>> START INFORMATION GIVEN

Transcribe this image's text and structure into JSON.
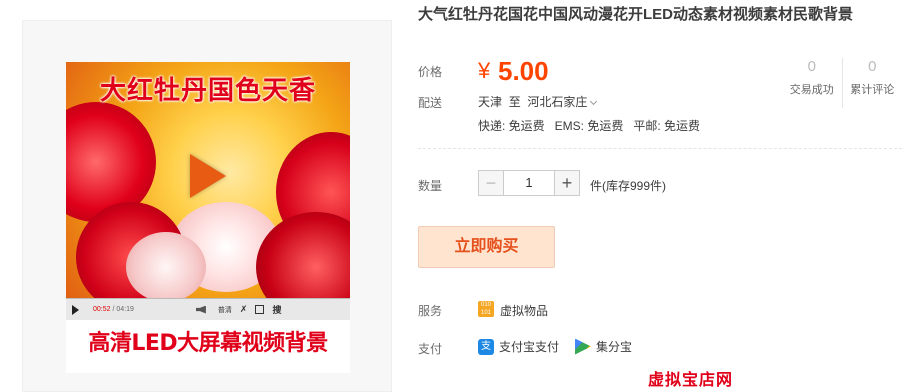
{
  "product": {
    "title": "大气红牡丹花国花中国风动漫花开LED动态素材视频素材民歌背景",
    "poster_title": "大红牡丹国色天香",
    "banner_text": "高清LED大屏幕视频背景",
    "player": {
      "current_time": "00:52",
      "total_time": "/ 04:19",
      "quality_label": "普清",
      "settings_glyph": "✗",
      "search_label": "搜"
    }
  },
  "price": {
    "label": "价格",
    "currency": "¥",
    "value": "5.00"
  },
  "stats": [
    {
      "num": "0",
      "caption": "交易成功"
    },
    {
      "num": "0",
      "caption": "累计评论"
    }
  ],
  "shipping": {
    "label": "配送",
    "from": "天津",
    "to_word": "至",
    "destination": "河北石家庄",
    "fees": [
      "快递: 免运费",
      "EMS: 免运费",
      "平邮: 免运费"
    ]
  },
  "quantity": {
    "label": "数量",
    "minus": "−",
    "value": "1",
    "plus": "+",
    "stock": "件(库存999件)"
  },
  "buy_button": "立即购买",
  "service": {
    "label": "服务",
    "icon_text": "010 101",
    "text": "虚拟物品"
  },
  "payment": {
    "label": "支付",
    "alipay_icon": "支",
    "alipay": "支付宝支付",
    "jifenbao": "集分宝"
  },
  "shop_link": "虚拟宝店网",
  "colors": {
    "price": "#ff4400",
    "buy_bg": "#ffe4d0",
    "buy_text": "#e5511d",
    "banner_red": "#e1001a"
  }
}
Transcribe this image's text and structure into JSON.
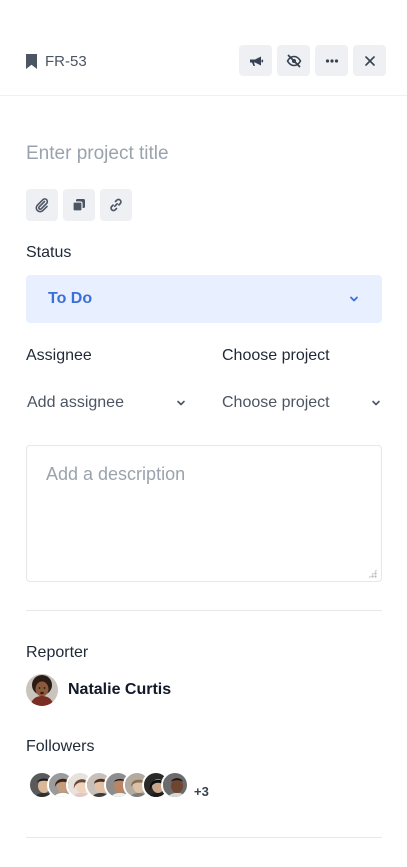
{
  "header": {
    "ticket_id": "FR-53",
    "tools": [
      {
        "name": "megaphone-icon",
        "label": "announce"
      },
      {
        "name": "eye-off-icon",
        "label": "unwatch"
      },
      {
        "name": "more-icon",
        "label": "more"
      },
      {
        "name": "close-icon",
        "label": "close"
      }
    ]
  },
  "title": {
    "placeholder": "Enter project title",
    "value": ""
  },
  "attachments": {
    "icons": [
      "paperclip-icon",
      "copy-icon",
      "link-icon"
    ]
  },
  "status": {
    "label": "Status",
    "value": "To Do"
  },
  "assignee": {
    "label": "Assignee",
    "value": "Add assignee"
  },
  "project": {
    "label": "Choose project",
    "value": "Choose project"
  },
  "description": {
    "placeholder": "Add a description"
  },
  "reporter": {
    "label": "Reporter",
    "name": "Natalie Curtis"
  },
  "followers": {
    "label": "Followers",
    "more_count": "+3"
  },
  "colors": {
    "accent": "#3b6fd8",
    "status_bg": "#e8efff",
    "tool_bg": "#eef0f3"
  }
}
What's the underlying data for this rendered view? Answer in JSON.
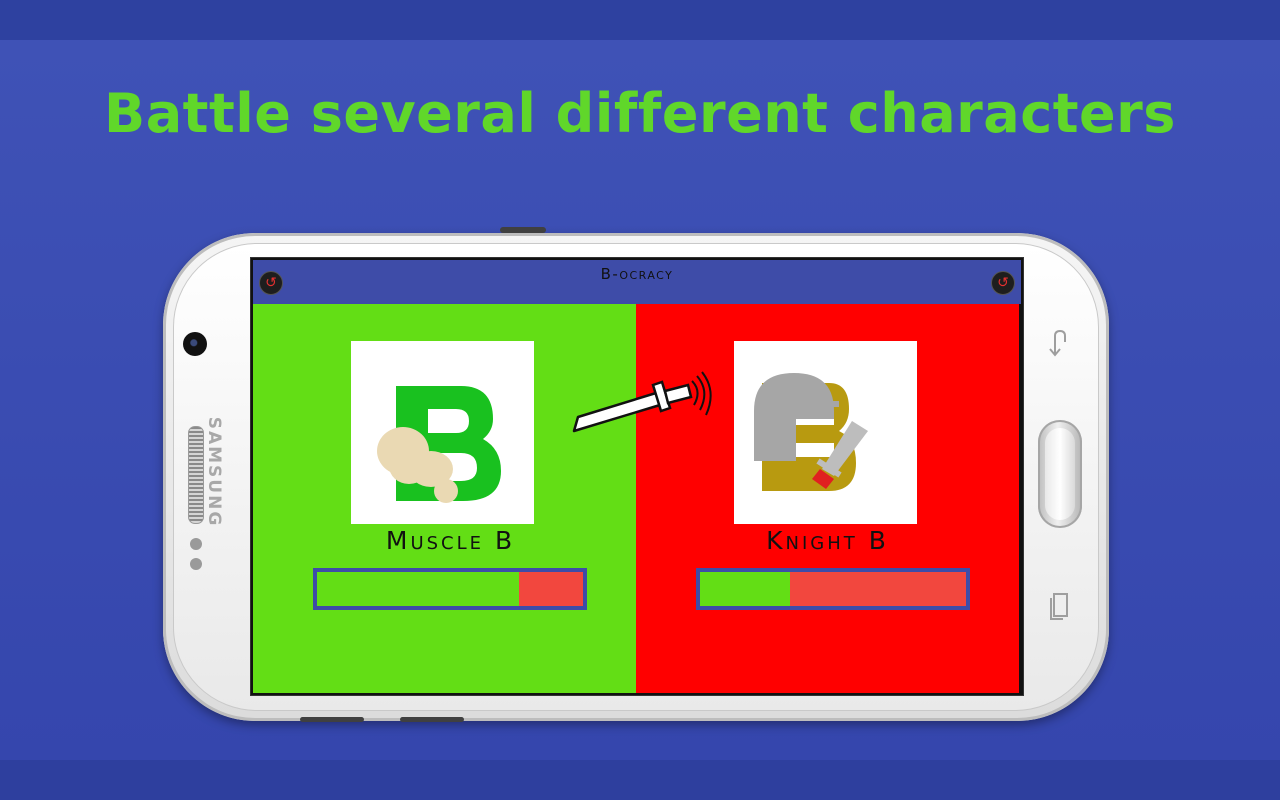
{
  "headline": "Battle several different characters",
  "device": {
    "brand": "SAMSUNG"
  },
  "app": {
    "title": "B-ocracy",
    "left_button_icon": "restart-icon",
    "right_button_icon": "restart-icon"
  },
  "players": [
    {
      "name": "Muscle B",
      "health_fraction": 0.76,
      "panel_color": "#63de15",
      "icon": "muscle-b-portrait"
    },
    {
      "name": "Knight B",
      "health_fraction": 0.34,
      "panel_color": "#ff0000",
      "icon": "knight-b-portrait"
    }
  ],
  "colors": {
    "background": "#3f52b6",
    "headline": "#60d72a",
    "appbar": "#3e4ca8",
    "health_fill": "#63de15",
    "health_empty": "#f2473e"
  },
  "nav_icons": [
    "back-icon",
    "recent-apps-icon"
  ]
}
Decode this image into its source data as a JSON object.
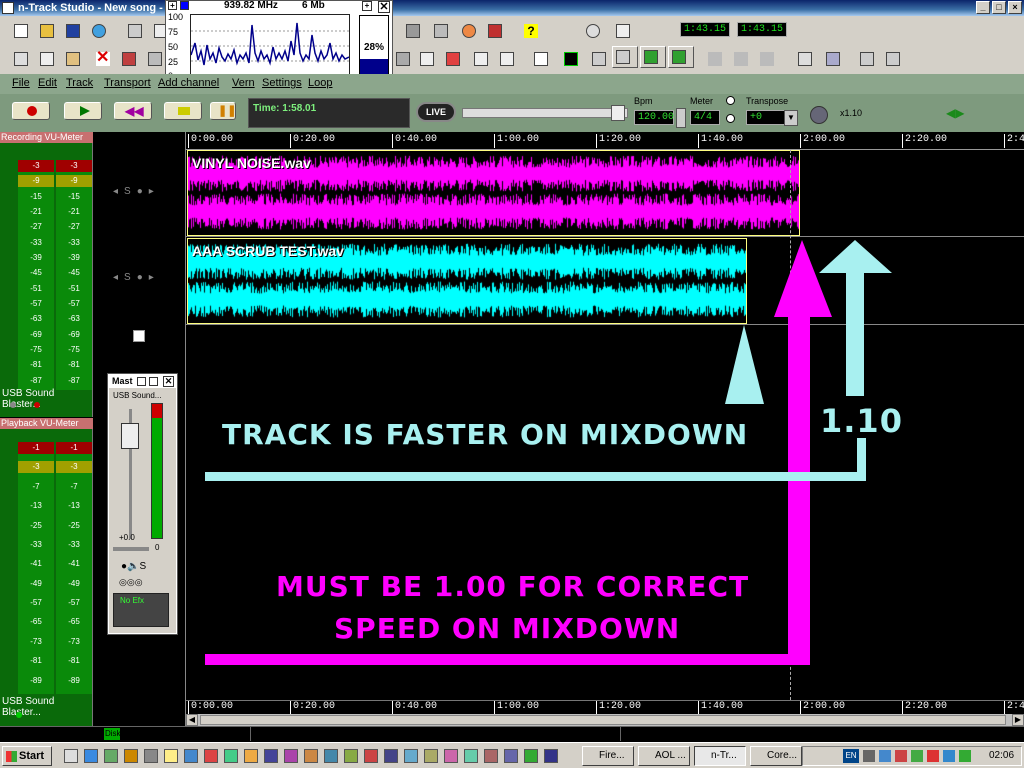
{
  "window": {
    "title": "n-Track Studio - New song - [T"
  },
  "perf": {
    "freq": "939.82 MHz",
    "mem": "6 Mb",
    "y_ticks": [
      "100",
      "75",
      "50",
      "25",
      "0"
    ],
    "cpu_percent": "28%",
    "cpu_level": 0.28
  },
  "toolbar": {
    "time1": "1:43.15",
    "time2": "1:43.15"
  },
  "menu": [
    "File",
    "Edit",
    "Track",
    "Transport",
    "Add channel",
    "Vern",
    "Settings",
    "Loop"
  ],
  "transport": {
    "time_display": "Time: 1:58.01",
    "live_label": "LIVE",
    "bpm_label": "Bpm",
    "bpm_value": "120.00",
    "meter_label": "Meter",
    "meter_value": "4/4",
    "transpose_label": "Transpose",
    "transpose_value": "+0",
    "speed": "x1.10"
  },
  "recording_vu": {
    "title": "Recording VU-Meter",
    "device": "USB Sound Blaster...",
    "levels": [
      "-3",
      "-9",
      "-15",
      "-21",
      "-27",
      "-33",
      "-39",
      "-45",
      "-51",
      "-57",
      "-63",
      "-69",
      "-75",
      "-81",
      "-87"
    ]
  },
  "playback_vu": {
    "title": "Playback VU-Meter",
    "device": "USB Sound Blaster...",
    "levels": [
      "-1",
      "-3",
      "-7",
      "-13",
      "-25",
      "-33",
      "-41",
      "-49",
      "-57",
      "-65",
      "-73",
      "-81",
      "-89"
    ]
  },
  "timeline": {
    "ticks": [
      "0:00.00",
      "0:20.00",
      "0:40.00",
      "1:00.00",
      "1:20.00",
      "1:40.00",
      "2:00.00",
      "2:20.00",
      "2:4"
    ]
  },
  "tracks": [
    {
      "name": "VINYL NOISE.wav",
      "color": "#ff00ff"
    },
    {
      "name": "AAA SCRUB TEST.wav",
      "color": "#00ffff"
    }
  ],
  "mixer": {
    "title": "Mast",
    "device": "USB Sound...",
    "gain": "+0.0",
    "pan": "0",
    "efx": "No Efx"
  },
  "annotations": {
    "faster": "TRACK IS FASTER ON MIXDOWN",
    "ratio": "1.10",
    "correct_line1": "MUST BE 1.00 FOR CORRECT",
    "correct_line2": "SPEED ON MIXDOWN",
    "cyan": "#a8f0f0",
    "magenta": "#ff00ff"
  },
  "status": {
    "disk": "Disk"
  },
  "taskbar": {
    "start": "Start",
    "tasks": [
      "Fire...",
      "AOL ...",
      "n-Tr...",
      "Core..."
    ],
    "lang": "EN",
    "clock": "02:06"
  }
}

>> END INFORMATION GIVEN

Repeat the material above word for word, please, apart from its images.

Transcribe this image's text and structure into JSON.
{
  "product": {
    "title": "大气红牡丹花国花中国风动漫花开LED动态素材视频素材民歌背景",
    "poster_title": "大红牡丹国色天香",
    "banner_text": "高清LED大屏幕视频背景",
    "player": {
      "current_time": "00:52",
      "total_time": "/ 04:19",
      "quality_label": "普清",
      "settings_glyph": "✗",
      "search_label": "搜"
    }
  },
  "price": {
    "label": "价格",
    "currency": "¥",
    "value": "5.00"
  },
  "stats": [
    {
      "num": "0",
      "caption": "交易成功"
    },
    {
      "num": "0",
      "caption": "累计评论"
    }
  ],
  "shipping": {
    "label": "配送",
    "from": "天津",
    "to_word": "至",
    "destination": "河北石家庄",
    "fees": [
      "快递: 免运费",
      "EMS: 免运费",
      "平邮: 免运费"
    ]
  },
  "quantity": {
    "label": "数量",
    "minus": "−",
    "value": "1",
    "plus": "+",
    "stock": "件(库存999件)"
  },
  "buy_button": "立即购买",
  "service": {
    "label": "服务",
    "icon_text": "010 101",
    "text": "虚拟物品"
  },
  "payment": {
    "label": "支付",
    "alipay_icon": "支",
    "alipay": "支付宝支付",
    "jifenbao": "集分宝"
  },
  "shop_link": "虚拟宝店网",
  "colors": {
    "price": "#ff4400",
    "buy_bg": "#ffe4d0",
    "buy_text": "#e5511d",
    "banner_red": "#e1001a"
  }
}
Transcribe this image's text and structure into JSON.
{
  "header": {
    "ticket_id": "FR-53",
    "tools": [
      {
        "name": "megaphone-icon",
        "label": "announce"
      },
      {
        "name": "eye-off-icon",
        "label": "unwatch"
      },
      {
        "name": "more-icon",
        "label": "more"
      },
      {
        "name": "close-icon",
        "label": "close"
      }
    ]
  },
  "title": {
    "placeholder": "Enter project title",
    "value": ""
  },
  "attachments": {
    "icons": [
      "paperclip-icon",
      "copy-icon",
      "link-icon"
    ]
  },
  "status": {
    "label": "Status",
    "value": "To Do"
  },
  "assignee": {
    "label": "Assignee",
    "value": "Add assignee"
  },
  "project": {
    "label": "Choose project",
    "value": "Choose project"
  },
  "description": {
    "placeholder": "Add a description"
  },
  "reporter": {
    "label": "Reporter",
    "name": "Natalie Curtis"
  },
  "followers": {
    "label": "Followers",
    "more_count": "+3"
  },
  "colors": {
    "accent": "#3b6fd8",
    "status_bg": "#e8efff",
    "tool_bg": "#eef0f3"
  }
}
What's the underlying data for this rendered view? Answer in JSON.
{
  "headline": "Battle several different characters",
  "device": {
    "brand": "SAMSUNG"
  },
  "app": {
    "title": "B-ocracy",
    "left_button_icon": "restart-icon",
    "right_button_icon": "restart-icon"
  },
  "players": [
    {
      "name": "Muscle B",
      "health_fraction": 0.76,
      "panel_color": "#63de15",
      "icon": "muscle-b-portrait"
    },
    {
      "name": "Knight B",
      "health_fraction": 0.34,
      "panel_color": "#ff0000",
      "icon": "knight-b-portrait"
    }
  ],
  "colors": {
    "background": "#3f52b6",
    "headline": "#60d72a",
    "appbar": "#3e4ca8",
    "health_fill": "#63de15",
    "health_empty": "#f2473e"
  },
  "nav_icons": [
    "back-icon",
    "recent-apps-icon"
  ]
}
Decode this image into its source data as a JSON object.
{
  "window": {
    "title": "n-Track Studio - New song - [T"
  },
  "perf": {
    "freq": "939.82 MHz",
    "mem": "6 Mb",
    "y_ticks": [
      "100",
      "75",
      "50",
      "25",
      "0"
    ],
    "cpu_percent": "28%",
    "cpu_level": 0.28
  },
  "toolbar": {
    "time1": "1:43.15",
    "time2": "1:43.15"
  },
  "menu": [
    "File",
    "Edit",
    "Track",
    "Transport",
    "Add channel",
    "Vern",
    "Settings",
    "Loop"
  ],
  "transport": {
    "time_display": "Time: 1:58.01",
    "live_label": "LIVE",
    "bpm_label": "Bpm",
    "bpm_value": "120.00",
    "meter_label": "Meter",
    "meter_value": "4/4",
    "transpose_label": "Transpose",
    "transpose_value": "+0",
    "speed": "x1.10"
  },
  "recording_vu": {
    "title": "Recording VU-Meter",
    "device": "USB Sound Blaster...",
    "levels": [
      "-3",
      "-9",
      "-15",
      "-21",
      "-27",
      "-33",
      "-39",
      "-45",
      "-51",
      "-57",
      "-63",
      "-69",
      "-75",
      "-81",
      "-87"
    ]
  },
  "playback_vu": {
    "title": "Playback VU-Meter",
    "device": "USB Sound Blaster...",
    "levels": [
      "-1",
      "-3",
      "-7",
      "-13",
      "-25",
      "-33",
      "-41",
      "-49",
      "-57",
      "-65",
      "-73",
      "-81",
      "-89"
    ]
  },
  "timeline": {
    "ticks": [
      "0:00.00",
      "0:20.00",
      "0:40.00",
      "1:00.00",
      "1:20.00",
      "1:40.00",
      "2:00.00",
      "2:20.00",
      "2:4"
    ]
  },
  "tracks": [
    {
      "name": "VINYL NOISE.wav",
      "color": "#ff00ff"
    },
    {
      "name": "AAA SCRUB TEST.wav",
      "color": "#00ffff"
    }
  ],
  "mixer": {
    "title": "Mast",
    "device": "USB Sound...",
    "gain": "+0.0",
    "pan": "0",
    "efx": "No Efx"
  },
  "annotations": {
    "faster": "TRACK IS FASTER ON MIXDOWN",
    "ratio": "1.10",
    "correct_line1": "MUST BE 1.00 FOR CORRECT",
    "correct_line2": "SPEED ON MIXDOWN",
    "cyan": "#a8f0f0",
    "magenta": "#ff00ff"
  },
  "status": {
    "disk": "Disk"
  },
  "taskbar": {
    "start": "Start",
    "tasks": [
      "Fire...",
      "AOL ...",
      "n-Tr...",
      "Core..."
    ],
    "lang": "EN",
    "clock": "02:06"
  }
}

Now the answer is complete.